- _GIVEN RECORDS_
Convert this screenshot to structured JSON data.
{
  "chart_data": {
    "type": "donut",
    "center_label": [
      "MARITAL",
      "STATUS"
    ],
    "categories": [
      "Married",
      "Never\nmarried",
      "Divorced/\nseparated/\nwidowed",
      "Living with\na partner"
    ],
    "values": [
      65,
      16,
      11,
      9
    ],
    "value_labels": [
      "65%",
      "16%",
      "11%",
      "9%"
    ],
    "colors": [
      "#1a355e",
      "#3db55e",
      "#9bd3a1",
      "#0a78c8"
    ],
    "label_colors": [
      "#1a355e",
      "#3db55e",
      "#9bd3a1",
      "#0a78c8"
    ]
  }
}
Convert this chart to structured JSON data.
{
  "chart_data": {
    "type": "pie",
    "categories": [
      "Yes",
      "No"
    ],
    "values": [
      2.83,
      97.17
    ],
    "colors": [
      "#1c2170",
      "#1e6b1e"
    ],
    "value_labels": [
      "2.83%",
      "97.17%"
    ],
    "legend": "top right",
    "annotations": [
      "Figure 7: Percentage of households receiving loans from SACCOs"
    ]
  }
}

- _WHAT TO PRODUCE_
Keep only the lines that hold the string "this", and copy them out.

- _RESPONSE TO THE TASK_
Convert this screenshot to structured JSON data.
Convert this chart to structured JSON data.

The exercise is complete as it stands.